%%

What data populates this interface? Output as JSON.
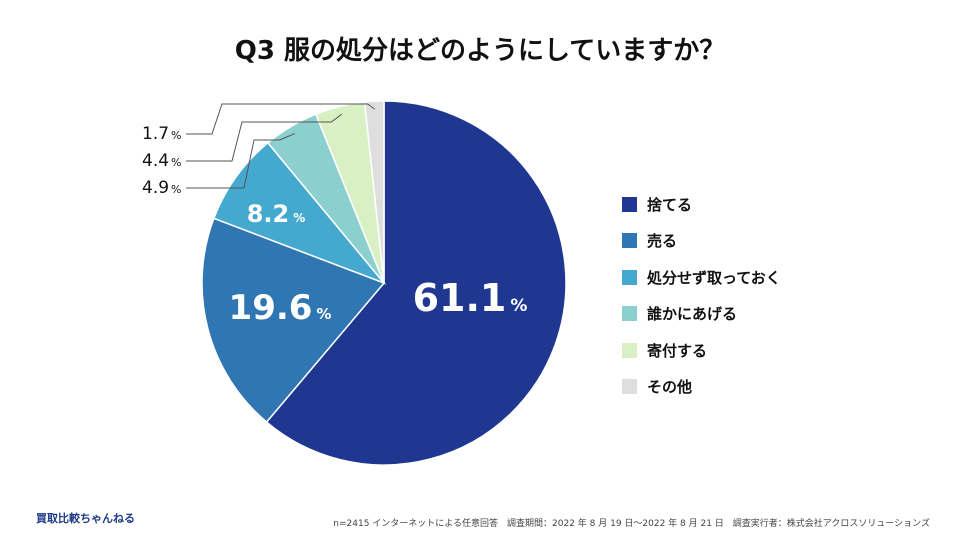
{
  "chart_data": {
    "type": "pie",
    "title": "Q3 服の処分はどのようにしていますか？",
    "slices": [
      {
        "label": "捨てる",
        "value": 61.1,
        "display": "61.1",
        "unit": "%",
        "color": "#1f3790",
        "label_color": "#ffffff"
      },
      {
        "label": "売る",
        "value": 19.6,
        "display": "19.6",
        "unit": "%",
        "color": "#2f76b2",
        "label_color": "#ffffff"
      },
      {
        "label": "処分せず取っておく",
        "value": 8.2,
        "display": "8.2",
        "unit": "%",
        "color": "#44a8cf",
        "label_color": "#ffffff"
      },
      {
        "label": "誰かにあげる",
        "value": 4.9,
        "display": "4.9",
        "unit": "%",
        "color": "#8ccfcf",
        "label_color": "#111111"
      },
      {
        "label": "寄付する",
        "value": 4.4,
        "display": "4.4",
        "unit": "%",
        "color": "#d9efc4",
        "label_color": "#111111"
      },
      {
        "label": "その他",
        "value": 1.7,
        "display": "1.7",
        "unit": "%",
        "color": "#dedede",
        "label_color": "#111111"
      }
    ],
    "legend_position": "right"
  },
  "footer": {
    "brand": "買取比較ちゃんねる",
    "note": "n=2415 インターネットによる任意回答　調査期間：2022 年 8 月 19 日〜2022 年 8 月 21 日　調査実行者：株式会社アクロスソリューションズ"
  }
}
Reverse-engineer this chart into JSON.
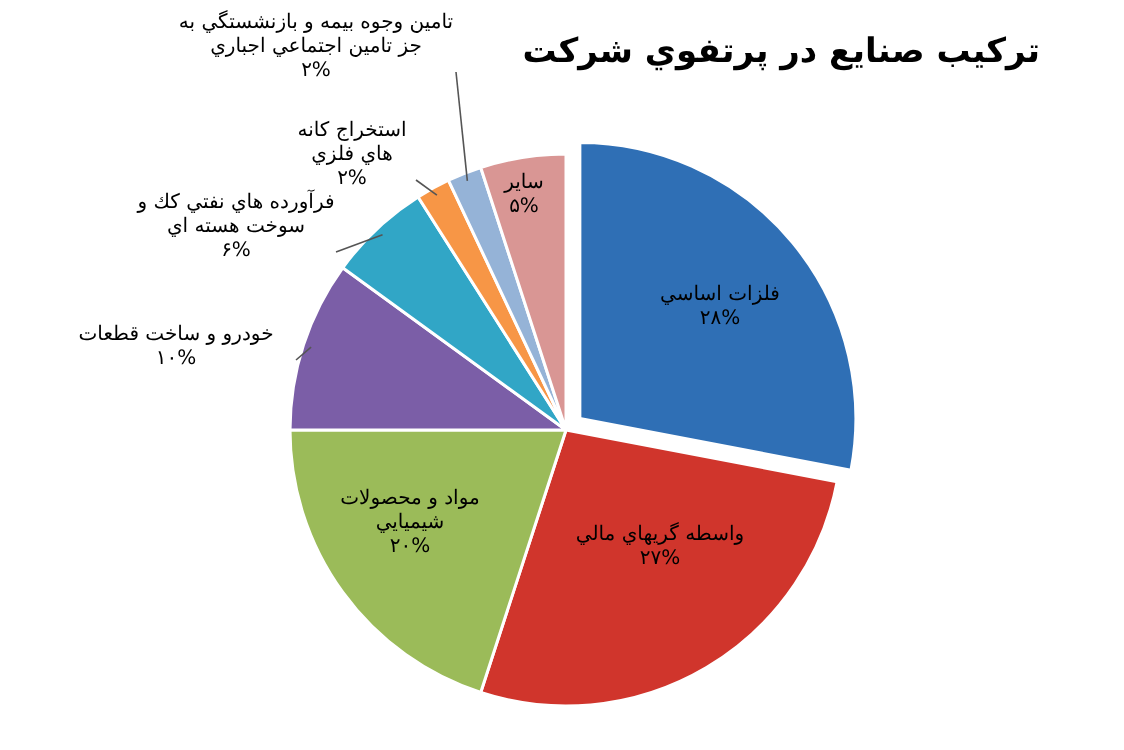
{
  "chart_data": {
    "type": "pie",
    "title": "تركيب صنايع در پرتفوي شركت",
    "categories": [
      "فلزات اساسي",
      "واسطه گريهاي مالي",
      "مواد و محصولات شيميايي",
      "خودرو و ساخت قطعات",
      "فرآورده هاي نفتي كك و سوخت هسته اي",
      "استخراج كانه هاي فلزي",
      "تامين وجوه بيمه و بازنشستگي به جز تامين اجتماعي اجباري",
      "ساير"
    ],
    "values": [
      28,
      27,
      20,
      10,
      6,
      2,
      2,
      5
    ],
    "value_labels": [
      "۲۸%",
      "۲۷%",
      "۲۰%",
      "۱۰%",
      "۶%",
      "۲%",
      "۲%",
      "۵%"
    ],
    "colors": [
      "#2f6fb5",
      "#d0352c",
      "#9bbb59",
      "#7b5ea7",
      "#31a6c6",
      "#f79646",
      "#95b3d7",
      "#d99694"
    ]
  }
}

%%
%%

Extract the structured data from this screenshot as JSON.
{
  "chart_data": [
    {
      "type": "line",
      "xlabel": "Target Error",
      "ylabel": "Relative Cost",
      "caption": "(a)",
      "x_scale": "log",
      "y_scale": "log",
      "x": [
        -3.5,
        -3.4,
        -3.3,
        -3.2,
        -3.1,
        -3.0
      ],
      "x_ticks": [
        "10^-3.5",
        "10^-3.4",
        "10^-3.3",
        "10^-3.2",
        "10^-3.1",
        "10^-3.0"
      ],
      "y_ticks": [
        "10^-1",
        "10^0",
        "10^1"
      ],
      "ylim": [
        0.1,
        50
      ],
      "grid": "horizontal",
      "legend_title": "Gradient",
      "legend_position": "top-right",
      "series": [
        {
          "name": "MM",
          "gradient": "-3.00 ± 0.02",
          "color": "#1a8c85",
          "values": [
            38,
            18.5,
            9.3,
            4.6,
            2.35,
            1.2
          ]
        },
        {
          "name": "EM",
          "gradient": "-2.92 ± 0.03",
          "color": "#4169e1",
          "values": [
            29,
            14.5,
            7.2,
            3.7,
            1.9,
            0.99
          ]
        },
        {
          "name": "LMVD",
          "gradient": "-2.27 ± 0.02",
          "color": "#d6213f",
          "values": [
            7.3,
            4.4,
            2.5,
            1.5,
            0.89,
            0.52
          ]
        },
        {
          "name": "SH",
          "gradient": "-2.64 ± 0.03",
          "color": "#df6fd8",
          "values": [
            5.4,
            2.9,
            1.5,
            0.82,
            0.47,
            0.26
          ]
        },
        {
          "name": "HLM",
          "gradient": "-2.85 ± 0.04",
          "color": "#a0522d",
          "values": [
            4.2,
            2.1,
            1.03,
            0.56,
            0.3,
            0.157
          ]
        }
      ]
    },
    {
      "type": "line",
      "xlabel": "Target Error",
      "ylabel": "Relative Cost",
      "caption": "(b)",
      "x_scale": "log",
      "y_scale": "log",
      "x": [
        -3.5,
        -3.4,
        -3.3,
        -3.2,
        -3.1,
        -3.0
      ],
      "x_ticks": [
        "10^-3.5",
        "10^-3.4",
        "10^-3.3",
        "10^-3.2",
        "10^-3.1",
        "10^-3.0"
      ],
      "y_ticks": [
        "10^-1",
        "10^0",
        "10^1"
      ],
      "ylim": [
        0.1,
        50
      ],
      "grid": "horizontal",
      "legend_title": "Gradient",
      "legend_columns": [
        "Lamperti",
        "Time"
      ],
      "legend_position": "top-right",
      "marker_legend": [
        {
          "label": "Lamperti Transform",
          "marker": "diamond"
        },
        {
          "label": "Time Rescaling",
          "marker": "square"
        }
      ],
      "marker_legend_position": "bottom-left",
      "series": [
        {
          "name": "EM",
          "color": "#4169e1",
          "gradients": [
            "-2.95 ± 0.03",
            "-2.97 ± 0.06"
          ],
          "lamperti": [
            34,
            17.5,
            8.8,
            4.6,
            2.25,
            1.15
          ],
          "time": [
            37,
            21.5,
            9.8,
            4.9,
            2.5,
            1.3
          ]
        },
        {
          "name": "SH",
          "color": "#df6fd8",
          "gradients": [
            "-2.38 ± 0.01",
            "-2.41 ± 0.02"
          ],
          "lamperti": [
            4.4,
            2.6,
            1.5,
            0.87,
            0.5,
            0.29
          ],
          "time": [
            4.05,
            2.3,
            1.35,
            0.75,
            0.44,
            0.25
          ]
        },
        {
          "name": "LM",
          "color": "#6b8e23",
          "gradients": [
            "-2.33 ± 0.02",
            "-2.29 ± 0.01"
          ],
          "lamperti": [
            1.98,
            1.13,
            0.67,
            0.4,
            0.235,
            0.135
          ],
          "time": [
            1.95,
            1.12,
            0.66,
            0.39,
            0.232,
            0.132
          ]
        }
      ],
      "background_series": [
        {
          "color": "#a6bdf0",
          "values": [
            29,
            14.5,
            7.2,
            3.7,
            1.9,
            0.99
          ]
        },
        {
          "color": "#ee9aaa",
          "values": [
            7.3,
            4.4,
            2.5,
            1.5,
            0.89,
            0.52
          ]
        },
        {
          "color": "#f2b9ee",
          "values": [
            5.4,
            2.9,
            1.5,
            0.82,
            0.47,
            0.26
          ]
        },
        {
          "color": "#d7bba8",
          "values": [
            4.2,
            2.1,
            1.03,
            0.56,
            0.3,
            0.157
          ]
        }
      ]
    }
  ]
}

%%

◆ Required task: The records are above. How many lines in them contain the word "name"? Give the number alone.

◆ Exercise response: 8